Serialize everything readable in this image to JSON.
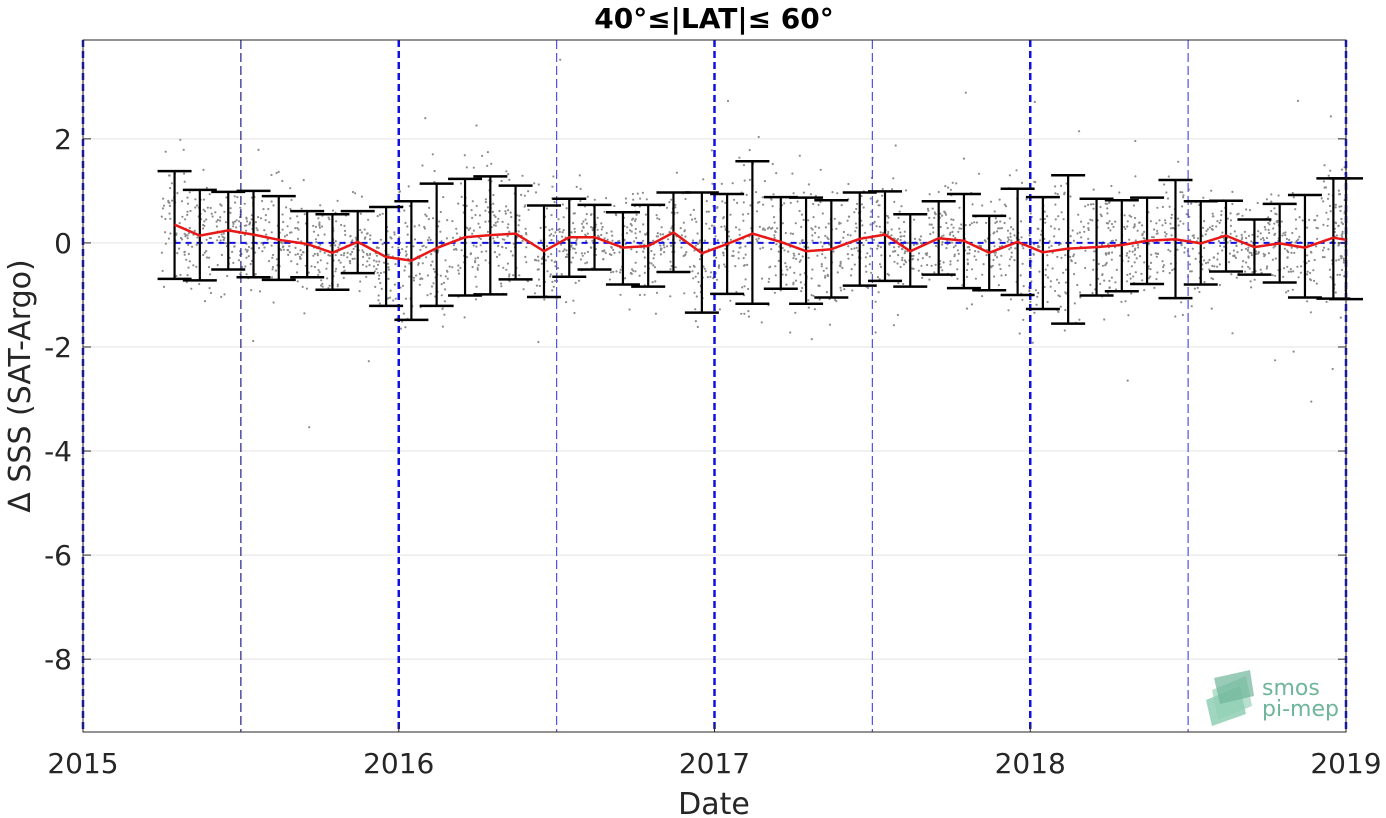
{
  "chart_data": {
    "type": "line",
    "title": "40°≤|LAT|≤ 60°",
    "xlabel": "Date",
    "ylabel": "Δ SSS (SAT-Argo)",
    "xlim": [
      2015.0,
      2019.0
    ],
    "ylim": [
      -9.4,
      3.9
    ],
    "x_ticks": [
      2015,
      2016,
      2017,
      2018,
      2019
    ],
    "x_tick_labels": [
      "2015",
      "2016",
      "2017",
      "2018",
      "2019"
    ],
    "y_ticks": [
      -8,
      -6,
      -4,
      -2,
      0,
      2
    ],
    "y_tick_labels": [
      "-8",
      "-6",
      "-4",
      "-2",
      "0",
      "2"
    ],
    "grid": true,
    "colors": {
      "mean_line": "#e81818",
      "error_bars": "#000000",
      "scatter": "#8c8c8c",
      "year_lines": "#1010e0",
      "halfyear_lines": "#5050e8",
      "zero_line": "#1010e0"
    },
    "vertical_lines_year": [
      2015.0,
      2016.0,
      2017.0,
      2018.0,
      2019.0
    ],
    "vertical_lines_halfyear": [
      2015.5,
      2016.5,
      2017.5,
      2018.5
    ],
    "zero_line_range": [
      2015.29,
      2019.0
    ],
    "series": [
      {
        "x": [
          2015.29,
          2015.37,
          2015.46,
          2015.54,
          2015.62,
          2015.71,
          2015.79,
          2015.87,
          2015.96,
          2016.04,
          2016.12,
          2016.21,
          2016.29,
          2016.37,
          2016.46,
          2016.54,
          2016.62,
          2016.71,
          2016.79,
          2016.87,
          2016.96,
          2017.04,
          2017.12,
          2017.21,
          2017.29,
          2017.37,
          2017.46,
          2017.54,
          2017.62,
          2017.71,
          2017.79,
          2017.87,
          2017.96,
          2018.04,
          2018.12,
          2018.21,
          2018.29,
          2018.37,
          2018.46,
          2018.54,
          2018.62,
          2018.71,
          2018.79,
          2018.87,
          2018.96,
          2019.0
        ],
        "y": [
          0.35,
          0.14,
          0.24,
          0.16,
          0.06,
          -0.02,
          -0.19,
          0.02,
          -0.27,
          -0.34,
          -0.1,
          0.11,
          0.15,
          0.18,
          -0.16,
          0.11,
          0.11,
          -0.09,
          -0.06,
          0.2,
          -0.2,
          -0.02,
          0.18,
          0.02,
          -0.16,
          -0.12,
          0.08,
          0.16,
          -0.16,
          0.09,
          0.04,
          -0.19,
          0.02,
          -0.18,
          -0.11,
          -0.08,
          -0.04,
          0.04,
          0.07,
          -0.01,
          0.14,
          -0.08,
          -0.01,
          -0.09,
          0.1,
          0.06
        ],
        "err_low": [
          -0.69,
          -0.72,
          -0.51,
          -0.66,
          -0.71,
          -0.66,
          -0.9,
          -0.58,
          -1.21,
          -1.48,
          -1.21,
          -1.01,
          -0.99,
          -0.7,
          -1.04,
          -0.65,
          -0.51,
          -0.8,
          -0.84,
          -0.56,
          -1.34,
          -0.98,
          -1.17,
          -0.88,
          -1.17,
          -1.05,
          -0.82,
          -0.73,
          -0.84,
          -0.61,
          -0.87,
          -0.91,
          -1.0,
          -1.27,
          -1.55,
          -1.01,
          -0.93,
          -0.79,
          -1.06,
          -0.8,
          -0.55,
          -0.61,
          -0.76,
          -1.05,
          -1.07,
          -1.08
        ],
        "err_high": [
          1.38,
          1.02,
          0.98,
          1.0,
          0.9,
          0.61,
          0.55,
          0.61,
          0.69,
          0.8,
          1.14,
          1.23,
          1.28,
          1.1,
          0.72,
          0.85,
          0.73,
          0.59,
          0.73,
          0.97,
          0.97,
          0.94,
          1.57,
          0.88,
          0.87,
          0.82,
          0.97,
          0.99,
          0.55,
          0.8,
          0.94,
          0.52,
          1.04,
          0.88,
          1.3,
          0.85,
          0.82,
          0.87,
          1.21,
          0.8,
          0.81,
          0.45,
          0.75,
          0.92,
          1.24,
          1.24
        ]
      }
    ],
    "scatter_note_visible": false
  },
  "logo": {
    "line1": "smos",
    "line2": "pi-mep"
  }
}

════════════════

**Problem statement:** Can you retype every record above exactly, leaving out the pictures?

**Exercise output:**
Serialize everything readable in this image to JSON.
{
  "chart_data": {
    "type": "line",
    "title": "40°≤|LAT|≤ 60°",
    "xlabel": "Date",
    "ylabel": "Δ SSS (SAT-Argo)",
    "xlim": [
      2015.0,
      2019.0
    ],
    "ylim": [
      -9.4,
      3.9
    ],
    "x_ticks": [
      2015,
      2016,
      2017,
      2018,
      2019
    ],
    "x_tick_labels": [
      "2015",
      "2016",
      "2017",
      "2018",
      "2019"
    ],
    "y_ticks": [
      -8,
      -6,
      -4,
      -2,
      0,
      2
    ],
    "y_tick_labels": [
      "-8",
      "-6",
      "-4",
      "-2",
      "0",
      "2"
    ],
    "grid": true,
    "colors": {
      "mean_line": "#e81818",
      "error_bars": "#000000",
      "scatter": "#8c8c8c",
      "year_lines": "#1010e0",
      "halfyear_lines": "#5050e8",
      "zero_line": "#1010e0"
    },
    "vertical_lines_year": [
      2015.0,
      2016.0,
      2017.0,
      2018.0,
      2019.0
    ],
    "vertical_lines_halfyear": [
      2015.5,
      2016.5,
      2017.5,
      2018.5
    ],
    "zero_line_range": [
      2015.29,
      2019.0
    ],
    "series": [
      {
        "x": [
          2015.29,
          2015.37,
          2015.46,
          2015.54,
          2015.62,
          2015.71,
          2015.79,
          2015.87,
          2015.96,
          2016.04,
          2016.12,
          2016.21,
          2016.29,
          2016.37,
          2016.46,
          2016.54,
          2016.62,
          2016.71,
          2016.79,
          2016.87,
          2016.96,
          2017.04,
          2017.12,
          2017.21,
          2017.29,
          2017.37,
          2017.46,
          2017.54,
          2017.62,
          2017.71,
          2017.79,
          2017.87,
          2017.96,
          2018.04,
          2018.12,
          2018.21,
          2018.29,
          2018.37,
          2018.46,
          2018.54,
          2018.62,
          2018.71,
          2018.79,
          2018.87,
          2018.96,
          2019.0
        ],
        "y": [
          0.35,
          0.14,
          0.24,
          0.16,
          0.06,
          -0.02,
          -0.19,
          0.02,
          -0.27,
          -0.34,
          -0.1,
          0.11,
          0.15,
          0.18,
          -0.16,
          0.11,
          0.11,
          -0.09,
          -0.06,
          0.2,
          -0.2,
          -0.02,
          0.18,
          0.02,
          -0.16,
          -0.12,
          0.08,
          0.16,
          -0.16,
          0.09,
          0.04,
          -0.19,
          0.02,
          -0.18,
          -0.11,
          -0.08,
          -0.04,
          0.04,
          0.07,
          -0.01,
          0.14,
          -0.08,
          -0.01,
          -0.09,
          0.1,
          0.06
        ],
        "err_low": [
          -0.69,
          -0.72,
          -0.51,
          -0.66,
          -0.71,
          -0.66,
          -0.9,
          -0.58,
          -1.21,
          -1.48,
          -1.21,
          -1.01,
          -0.99,
          -0.7,
          -1.04,
          -0.65,
          -0.51,
          -0.8,
          -0.84,
          -0.56,
          -1.34,
          -0.98,
          -1.17,
          -0.88,
          -1.17,
          -1.05,
          -0.82,
          -0.73,
          -0.84,
          -0.61,
          -0.87,
          -0.91,
          -1.0,
          -1.27,
          -1.55,
          -1.01,
          -0.93,
          -0.79,
          -1.06,
          -0.8,
          -0.55,
          -0.61,
          -0.76,
          -1.05,
          -1.07,
          -1.08
        ],
        "err_high": [
          1.38,
          1.02,
          0.98,
          1.0,
          0.9,
          0.61,
          0.55,
          0.61,
          0.69,
          0.8,
          1.14,
          1.23,
          1.28,
          1.1,
          0.72,
          0.85,
          0.73,
          0.59,
          0.73,
          0.97,
          0.97,
          0.94,
          1.57,
          0.88,
          0.87,
          0.82,
          0.97,
          0.99,
          0.55,
          0.8,
          0.94,
          0.52,
          1.04,
          0.88,
          1.3,
          0.85,
          0.82,
          0.87,
          1.21,
          0.8,
          0.81,
          0.45,
          0.75,
          0.92,
          1.24,
          1.24
        ]
      }
    ],
    "scatter_note_visible": false
  },
  "logo": {
    "line1": "smos",
    "line2": "pi-mep"
  }
}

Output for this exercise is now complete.